Objective:
Scan the records below. List lines holding "they".

::: Given data

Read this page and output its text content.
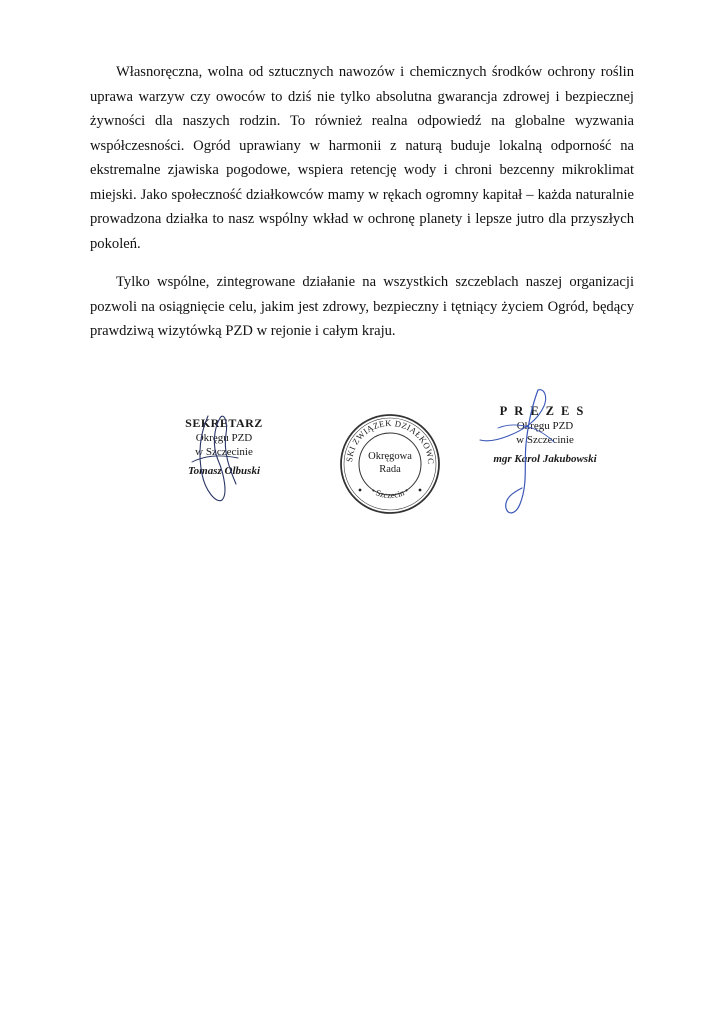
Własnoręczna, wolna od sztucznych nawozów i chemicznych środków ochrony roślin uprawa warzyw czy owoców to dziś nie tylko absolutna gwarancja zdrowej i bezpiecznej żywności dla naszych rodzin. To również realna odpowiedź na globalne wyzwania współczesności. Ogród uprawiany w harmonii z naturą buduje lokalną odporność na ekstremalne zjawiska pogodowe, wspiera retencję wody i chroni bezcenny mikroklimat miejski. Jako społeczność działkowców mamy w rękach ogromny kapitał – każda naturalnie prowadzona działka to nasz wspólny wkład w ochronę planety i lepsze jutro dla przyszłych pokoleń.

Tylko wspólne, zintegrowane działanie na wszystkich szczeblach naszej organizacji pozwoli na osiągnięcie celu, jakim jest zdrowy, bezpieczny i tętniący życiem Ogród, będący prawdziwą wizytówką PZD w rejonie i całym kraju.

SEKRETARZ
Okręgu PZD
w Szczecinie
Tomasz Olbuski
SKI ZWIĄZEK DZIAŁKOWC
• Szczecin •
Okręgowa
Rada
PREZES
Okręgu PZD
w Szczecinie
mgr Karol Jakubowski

::::::
::: Given data

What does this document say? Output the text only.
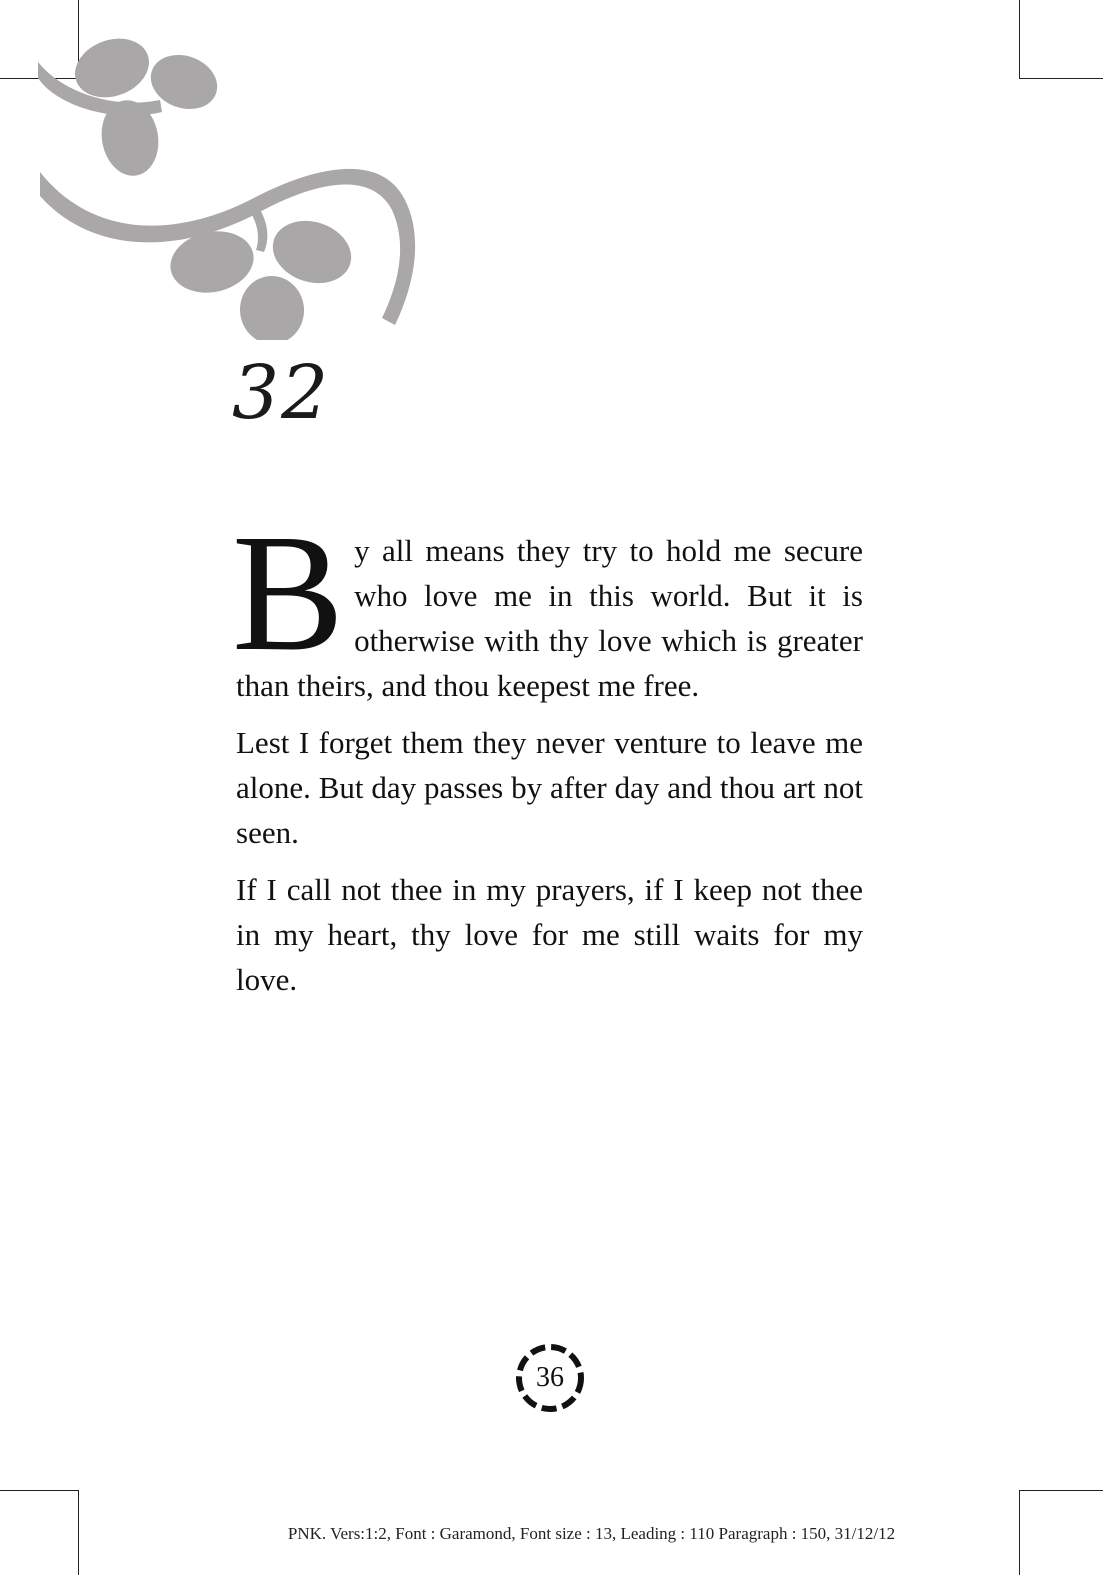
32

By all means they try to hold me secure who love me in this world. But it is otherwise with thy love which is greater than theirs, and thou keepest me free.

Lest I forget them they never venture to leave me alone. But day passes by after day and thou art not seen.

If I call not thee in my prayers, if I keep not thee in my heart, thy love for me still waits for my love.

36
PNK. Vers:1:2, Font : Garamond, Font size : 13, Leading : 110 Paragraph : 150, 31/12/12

::::::
::: Given data

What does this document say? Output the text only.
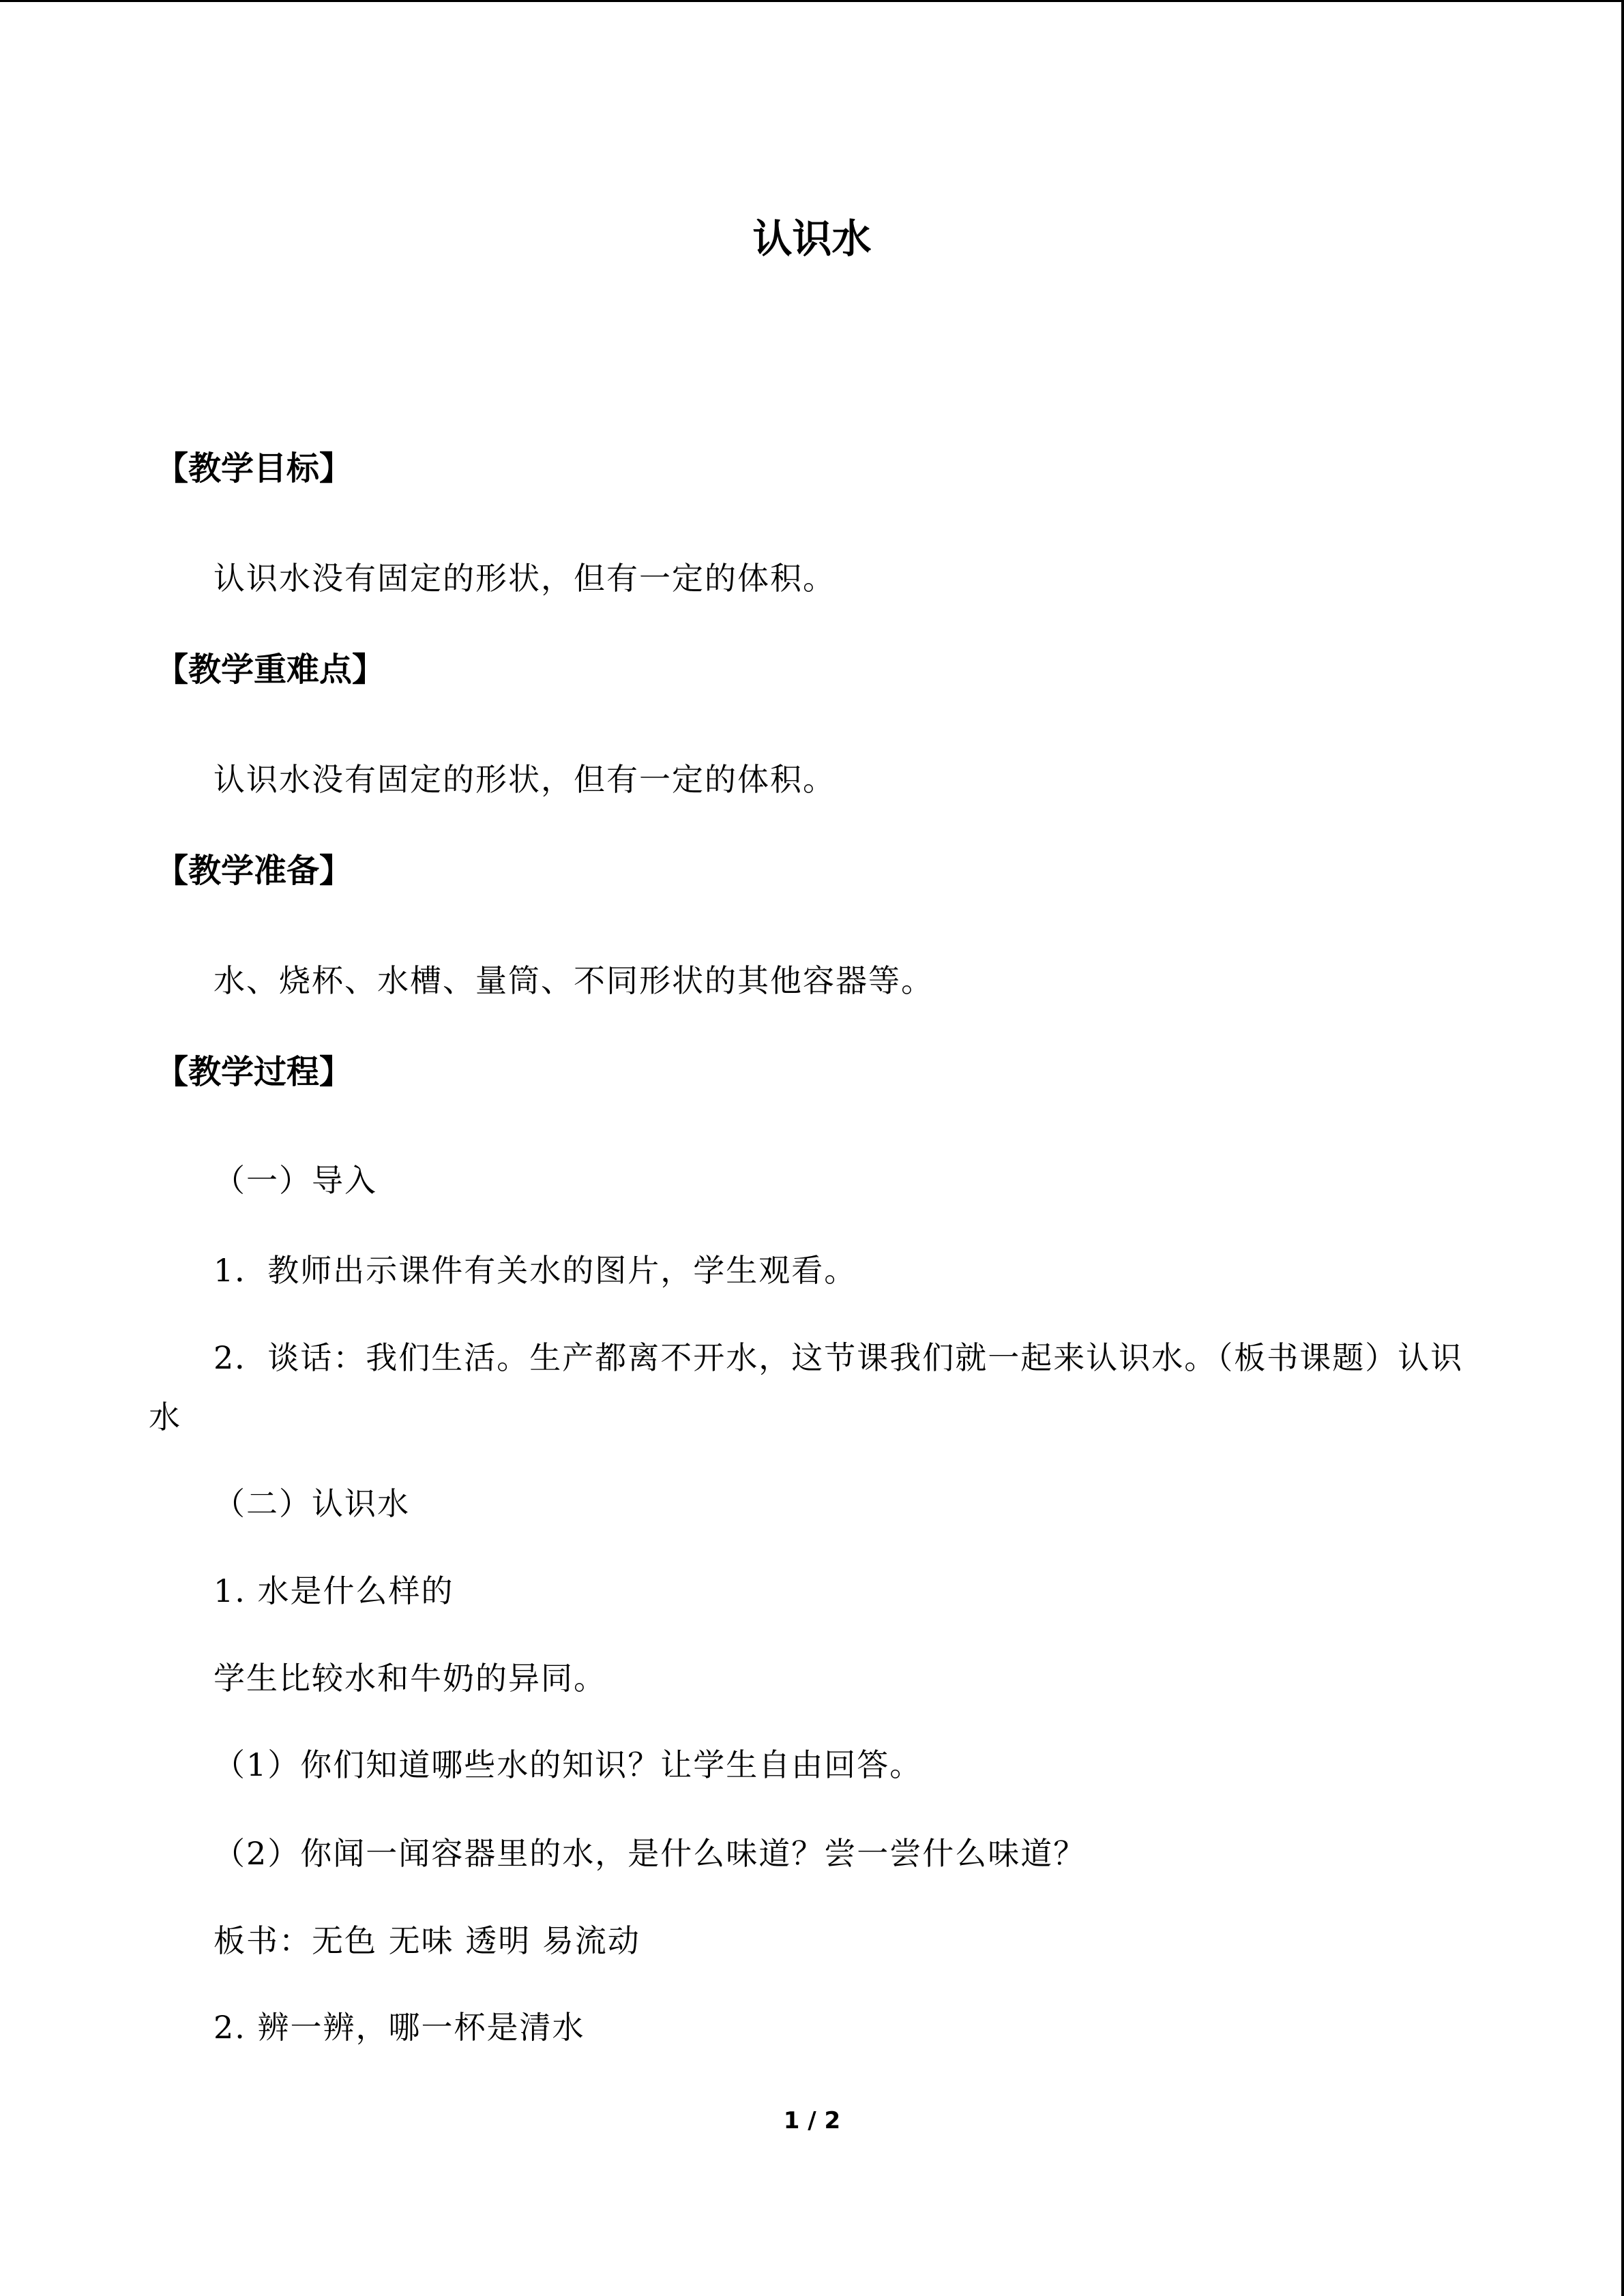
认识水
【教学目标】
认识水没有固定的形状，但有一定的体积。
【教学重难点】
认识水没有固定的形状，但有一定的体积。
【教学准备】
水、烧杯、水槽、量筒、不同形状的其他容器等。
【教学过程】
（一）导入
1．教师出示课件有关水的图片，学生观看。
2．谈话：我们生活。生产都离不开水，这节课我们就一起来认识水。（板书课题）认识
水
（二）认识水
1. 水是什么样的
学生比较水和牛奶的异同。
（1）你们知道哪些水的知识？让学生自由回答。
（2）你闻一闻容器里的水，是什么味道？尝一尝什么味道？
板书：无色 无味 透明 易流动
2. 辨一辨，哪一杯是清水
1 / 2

::::::

Task output:
By all means they try to hold me secure who love me in this world. But it is otherwise with thy love which is greater than theirs, and thou keepest me free.
Lest I forget them they never venture to leave me alone. But day passes by after day and thou art not seen.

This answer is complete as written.